Only lines with the word "name" are needed; collect each of them from the listing below.

Stored rows:
- - -

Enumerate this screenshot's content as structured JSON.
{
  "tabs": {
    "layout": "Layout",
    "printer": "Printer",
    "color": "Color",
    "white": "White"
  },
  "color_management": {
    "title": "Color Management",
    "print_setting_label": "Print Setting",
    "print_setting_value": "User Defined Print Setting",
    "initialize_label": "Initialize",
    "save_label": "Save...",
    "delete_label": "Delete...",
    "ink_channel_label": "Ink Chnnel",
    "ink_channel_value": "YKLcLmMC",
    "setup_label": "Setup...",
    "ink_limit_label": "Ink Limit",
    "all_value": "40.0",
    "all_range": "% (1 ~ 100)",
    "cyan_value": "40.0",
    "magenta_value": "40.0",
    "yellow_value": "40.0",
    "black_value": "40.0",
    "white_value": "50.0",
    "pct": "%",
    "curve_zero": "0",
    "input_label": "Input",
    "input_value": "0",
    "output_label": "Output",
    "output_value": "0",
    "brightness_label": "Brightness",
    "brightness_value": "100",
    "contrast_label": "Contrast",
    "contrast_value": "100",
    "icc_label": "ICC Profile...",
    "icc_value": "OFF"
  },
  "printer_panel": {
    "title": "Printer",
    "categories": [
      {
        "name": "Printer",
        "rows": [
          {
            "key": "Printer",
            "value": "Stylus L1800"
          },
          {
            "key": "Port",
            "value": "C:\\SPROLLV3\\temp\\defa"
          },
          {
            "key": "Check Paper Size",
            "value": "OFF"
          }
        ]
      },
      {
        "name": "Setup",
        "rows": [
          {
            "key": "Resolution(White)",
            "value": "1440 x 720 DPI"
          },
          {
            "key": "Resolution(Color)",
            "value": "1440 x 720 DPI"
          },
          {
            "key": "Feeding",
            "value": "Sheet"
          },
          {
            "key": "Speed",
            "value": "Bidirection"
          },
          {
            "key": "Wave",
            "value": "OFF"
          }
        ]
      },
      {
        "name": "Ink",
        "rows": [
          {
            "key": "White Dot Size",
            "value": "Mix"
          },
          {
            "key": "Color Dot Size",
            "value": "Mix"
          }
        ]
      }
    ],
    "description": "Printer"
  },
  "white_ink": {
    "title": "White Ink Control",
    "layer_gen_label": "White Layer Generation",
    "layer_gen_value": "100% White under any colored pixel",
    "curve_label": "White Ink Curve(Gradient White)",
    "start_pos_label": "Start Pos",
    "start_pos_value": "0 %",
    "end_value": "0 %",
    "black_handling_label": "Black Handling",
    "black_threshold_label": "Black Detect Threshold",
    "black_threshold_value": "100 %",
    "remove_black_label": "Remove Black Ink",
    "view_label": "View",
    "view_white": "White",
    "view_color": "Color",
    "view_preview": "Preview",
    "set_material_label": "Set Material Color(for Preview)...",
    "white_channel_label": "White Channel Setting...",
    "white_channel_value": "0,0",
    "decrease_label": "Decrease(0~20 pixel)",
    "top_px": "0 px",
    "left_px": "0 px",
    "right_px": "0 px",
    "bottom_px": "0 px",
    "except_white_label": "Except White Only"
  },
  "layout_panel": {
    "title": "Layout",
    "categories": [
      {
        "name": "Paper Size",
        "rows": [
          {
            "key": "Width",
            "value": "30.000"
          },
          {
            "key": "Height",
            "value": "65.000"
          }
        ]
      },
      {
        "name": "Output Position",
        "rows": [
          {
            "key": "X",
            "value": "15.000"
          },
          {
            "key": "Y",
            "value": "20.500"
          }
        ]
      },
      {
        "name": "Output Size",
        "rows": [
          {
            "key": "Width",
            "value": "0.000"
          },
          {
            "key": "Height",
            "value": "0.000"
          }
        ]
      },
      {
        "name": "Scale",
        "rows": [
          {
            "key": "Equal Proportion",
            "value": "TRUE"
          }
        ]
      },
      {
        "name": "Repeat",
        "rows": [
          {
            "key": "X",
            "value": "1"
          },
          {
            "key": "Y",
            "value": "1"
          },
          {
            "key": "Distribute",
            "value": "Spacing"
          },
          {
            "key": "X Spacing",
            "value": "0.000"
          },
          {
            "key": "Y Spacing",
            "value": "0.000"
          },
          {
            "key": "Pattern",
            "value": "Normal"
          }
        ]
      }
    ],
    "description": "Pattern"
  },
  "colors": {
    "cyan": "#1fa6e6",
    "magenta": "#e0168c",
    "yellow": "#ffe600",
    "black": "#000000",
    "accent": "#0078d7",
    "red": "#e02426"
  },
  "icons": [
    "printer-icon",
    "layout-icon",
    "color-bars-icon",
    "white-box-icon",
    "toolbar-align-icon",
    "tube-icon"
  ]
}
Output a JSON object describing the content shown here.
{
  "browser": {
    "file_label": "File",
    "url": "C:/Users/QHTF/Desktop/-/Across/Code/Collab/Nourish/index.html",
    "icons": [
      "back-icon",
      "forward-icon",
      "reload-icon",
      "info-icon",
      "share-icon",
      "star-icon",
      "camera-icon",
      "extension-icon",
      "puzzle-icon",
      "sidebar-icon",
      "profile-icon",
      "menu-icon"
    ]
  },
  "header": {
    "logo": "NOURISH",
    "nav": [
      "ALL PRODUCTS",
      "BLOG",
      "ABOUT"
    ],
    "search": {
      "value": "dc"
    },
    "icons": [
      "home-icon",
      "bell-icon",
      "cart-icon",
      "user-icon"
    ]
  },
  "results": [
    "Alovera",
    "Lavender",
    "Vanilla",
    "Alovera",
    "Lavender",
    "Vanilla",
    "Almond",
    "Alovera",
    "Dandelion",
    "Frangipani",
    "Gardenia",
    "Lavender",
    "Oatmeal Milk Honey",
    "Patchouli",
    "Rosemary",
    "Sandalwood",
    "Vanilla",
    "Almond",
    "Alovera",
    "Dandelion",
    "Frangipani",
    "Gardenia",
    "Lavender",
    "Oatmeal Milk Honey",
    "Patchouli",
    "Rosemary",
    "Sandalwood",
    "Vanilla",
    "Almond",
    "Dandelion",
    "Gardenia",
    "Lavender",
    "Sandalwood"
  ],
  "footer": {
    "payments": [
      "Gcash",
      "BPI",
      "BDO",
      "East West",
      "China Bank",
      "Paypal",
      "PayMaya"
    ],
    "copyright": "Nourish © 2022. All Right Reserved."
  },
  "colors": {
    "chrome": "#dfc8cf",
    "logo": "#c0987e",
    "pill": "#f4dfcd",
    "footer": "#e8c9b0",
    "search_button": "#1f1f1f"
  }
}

- - -

Written answer:
        "name": "Printer",
        "name": "Setup",
        "name": "Ink",
        "name": "Paper Size",
        "name": "Output Position",
        "name": "Output Size",
        "name": "Scale",
        "name": "Repeat",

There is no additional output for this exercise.